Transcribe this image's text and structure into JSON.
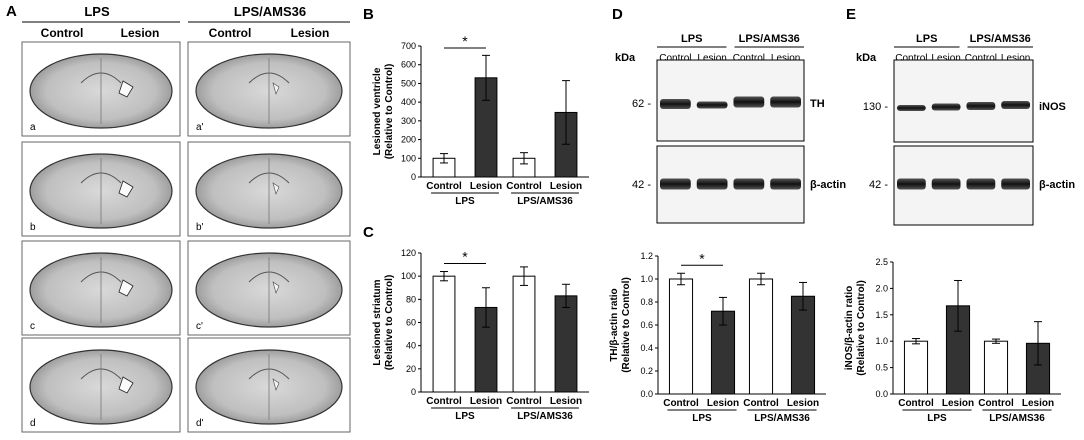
{
  "panel_letters": {
    "A": "A",
    "B": "B",
    "C": "C",
    "D": "D",
    "E": "E"
  },
  "panel_a": {
    "group_lps": "LPS",
    "group_ams": "LPS/AMS36",
    "col_control": "Control",
    "col_lesion": "Lesion",
    "rows": [
      "a",
      "b",
      "c",
      "d"
    ],
    "rows_prime": [
      "a'",
      "b'",
      "c'",
      "d'"
    ]
  },
  "chart_data": [
    {
      "id": "B",
      "type": "bar",
      "ylabel_line1": "Lesioned ventricle",
      "ylabel_line2": "(Relative to Control)",
      "ylim": [
        0,
        700
      ],
      "yticks": [
        0,
        100,
        200,
        300,
        400,
        500,
        600,
        700
      ],
      "categories": [
        "Control",
        "Lesion",
        "Control",
        "Lesion"
      ],
      "groups": [
        "LPS",
        "LPS/AMS36"
      ],
      "values": [
        100,
        530,
        100,
        345
      ],
      "errors": [
        25,
        120,
        30,
        170
      ],
      "fills": [
        "#ffffff",
        "#333333",
        "#ffffff",
        "#333333"
      ],
      "significance": "*"
    },
    {
      "id": "C",
      "type": "bar",
      "ylabel_line1": "Lesioned striatum",
      "ylabel_line2": "(Relative to Control)",
      "ylim": [
        0,
        120
      ],
      "yticks": [
        0,
        20,
        40,
        60,
        80,
        100,
        120
      ],
      "categories": [
        "Control",
        "Lesion",
        "Control",
        "Lesion"
      ],
      "groups": [
        "LPS",
        "LPS/AMS36"
      ],
      "values": [
        100,
        73,
        100,
        83
      ],
      "errors": [
        4,
        17,
        8,
        10
      ],
      "fills": [
        "#ffffff",
        "#333333",
        "#ffffff",
        "#333333"
      ],
      "significance": "*"
    },
    {
      "id": "D",
      "type": "bar",
      "ylabel_line1": "TH/β-actin ratio",
      "ylabel_line2": "(Relative to Control)",
      "ylim": [
        0,
        1.2
      ],
      "yticks": [
        "0.0",
        "0.2",
        "0.4",
        "0.6",
        "0.8",
        "1.0",
        "1.2"
      ],
      "categories": [
        "Control",
        "Lesion",
        "Control",
        "Lesion"
      ],
      "groups": [
        "LPS",
        "LPS/AMS36"
      ],
      "values": [
        1.0,
        0.72,
        1.0,
        0.85
      ],
      "errors": [
        0.05,
        0.12,
        0.05,
        0.12
      ],
      "fills": [
        "#ffffff",
        "#333333",
        "#ffffff",
        "#333333"
      ],
      "significance": "*"
    },
    {
      "id": "E",
      "type": "bar",
      "ylabel_line1": "iNOS/β-actin ratio",
      "ylabel_line2": "(Relative to Control)",
      "ylim": [
        0,
        2.5
      ],
      "yticks": [
        "0.0",
        "0.5",
        "1.0",
        "1.5",
        "2.0",
        "2.5"
      ],
      "categories": [
        "Control",
        "Lesion",
        "Control",
        "Lesion"
      ],
      "groups": [
        "LPS",
        "LPS/AMS36"
      ],
      "values": [
        1.0,
        1.67,
        1.0,
        0.96
      ],
      "errors": [
        0.05,
        0.48,
        0.04,
        0.41
      ],
      "fills": [
        "#ffffff",
        "#333333",
        "#ffffff",
        "#333333"
      ],
      "significance": ""
    }
  ],
  "blot_d": {
    "groups": [
      "LPS",
      "LPS/AMS36"
    ],
    "lanes": [
      "Control",
      "Lesion",
      "Control",
      "Lesion"
    ],
    "kda_label": "kDa",
    "markers": [
      "62 -",
      "42 -"
    ],
    "proteins": [
      "TH",
      "β-actin"
    ]
  },
  "blot_e": {
    "groups": [
      "LPS",
      "LPS/AMS36"
    ],
    "lanes": [
      "Control",
      "Lesion",
      "Control",
      "Lesion"
    ],
    "kda_label": "kDa",
    "markers": [
      "130 -",
      "42 -"
    ],
    "proteins": [
      "iNOS",
      "β-actin"
    ]
  }
}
━━━━━━━━━━━━━━━━━━━━━━━━━━━━━━
### What is required
Reproduce all of the records above exactly, but exclude the pictures.

### Finished task
Transcribe this image's text and structure into JSON.
{
  "panel_letters": {
    "A": "A",
    "B": "B",
    "C": "C",
    "D": "D",
    "E": "E"
  },
  "panel_a": {
    "group_lps": "LPS",
    "group_ams": "LPS/AMS36",
    "col_control": "Control",
    "col_lesion": "Lesion",
    "rows": [
      "a",
      "b",
      "c",
      "d"
    ],
    "rows_prime": [
      "a'",
      "b'",
      "c'",
      "d'"
    ]
  },
  "chart_data": [
    {
      "id": "B",
      "type": "bar",
      "ylabel_line1": "Lesioned ventricle",
      "ylabel_line2": "(Relative to Control)",
      "ylim": [
        0,
        700
      ],
      "yticks": [
        0,
        100,
        200,
        300,
        400,
        500,
        600,
        700
      ],
      "categories": [
        "Control",
        "Lesion",
        "Control",
        "Lesion"
      ],
      "groups": [
        "LPS",
        "LPS/AMS36"
      ],
      "values": [
        100,
        530,
        100,
        345
      ],
      "errors": [
        25,
        120,
        30,
        170
      ],
      "fills": [
        "#ffffff",
        "#333333",
        "#ffffff",
        "#333333"
      ],
      "significance": "*"
    },
    {
      "id": "C",
      "type": "bar",
      "ylabel_line1": "Lesioned striatum",
      "ylabel_line2": "(Relative to Control)",
      "ylim": [
        0,
        120
      ],
      "yticks": [
        0,
        20,
        40,
        60,
        80,
        100,
        120
      ],
      "categories": [
        "Control",
        "Lesion",
        "Control",
        "Lesion"
      ],
      "groups": [
        "LPS",
        "LPS/AMS36"
      ],
      "values": [
        100,
        73,
        100,
        83
      ],
      "errors": [
        4,
        17,
        8,
        10
      ],
      "fills": [
        "#ffffff",
        "#333333",
        "#ffffff",
        "#333333"
      ],
      "significance": "*"
    },
    {
      "id": "D",
      "type": "bar",
      "ylabel_line1": "TH/β-actin ratio",
      "ylabel_line2": "(Relative to Control)",
      "ylim": [
        0,
        1.2
      ],
      "yticks": [
        "0.0",
        "0.2",
        "0.4",
        "0.6",
        "0.8",
        "1.0",
        "1.2"
      ],
      "categories": [
        "Control",
        "Lesion",
        "Control",
        "Lesion"
      ],
      "groups": [
        "LPS",
        "LPS/AMS36"
      ],
      "values": [
        1.0,
        0.72,
        1.0,
        0.85
      ],
      "errors": [
        0.05,
        0.12,
        0.05,
        0.12
      ],
      "fills": [
        "#ffffff",
        "#333333",
        "#ffffff",
        "#333333"
      ],
      "significance": "*"
    },
    {
      "id": "E",
      "type": "bar",
      "ylabel_line1": "iNOS/β-actin ratio",
      "ylabel_line2": "(Relative to Control)",
      "ylim": [
        0,
        2.5
      ],
      "yticks": [
        "0.0",
        "0.5",
        "1.0",
        "1.5",
        "2.0",
        "2.5"
      ],
      "categories": [
        "Control",
        "Lesion",
        "Control",
        "Lesion"
      ],
      "groups": [
        "LPS",
        "LPS/AMS36"
      ],
      "values": [
        1.0,
        1.67,
        1.0,
        0.96
      ],
      "errors": [
        0.05,
        0.48,
        0.04,
        0.41
      ],
      "fills": [
        "#ffffff",
        "#333333",
        "#ffffff",
        "#333333"
      ],
      "significance": ""
    }
  ],
  "blot_d": {
    "groups": [
      "LPS",
      "LPS/AMS36"
    ],
    "lanes": [
      "Control",
      "Lesion",
      "Control",
      "Lesion"
    ],
    "kda_label": "kDa",
    "markers": [
      "62 -",
      "42 -"
    ],
    "proteins": [
      "TH",
      "β-actin"
    ]
  },
  "blot_e": {
    "groups": [
      "LPS",
      "LPS/AMS36"
    ],
    "lanes": [
      "Control",
      "Lesion",
      "Control",
      "Lesion"
    ],
    "kda_label": "kDa",
    "markers": [
      "130 -",
      "42 -"
    ],
    "proteins": [
      "iNOS",
      "β-actin"
    ]
  }
}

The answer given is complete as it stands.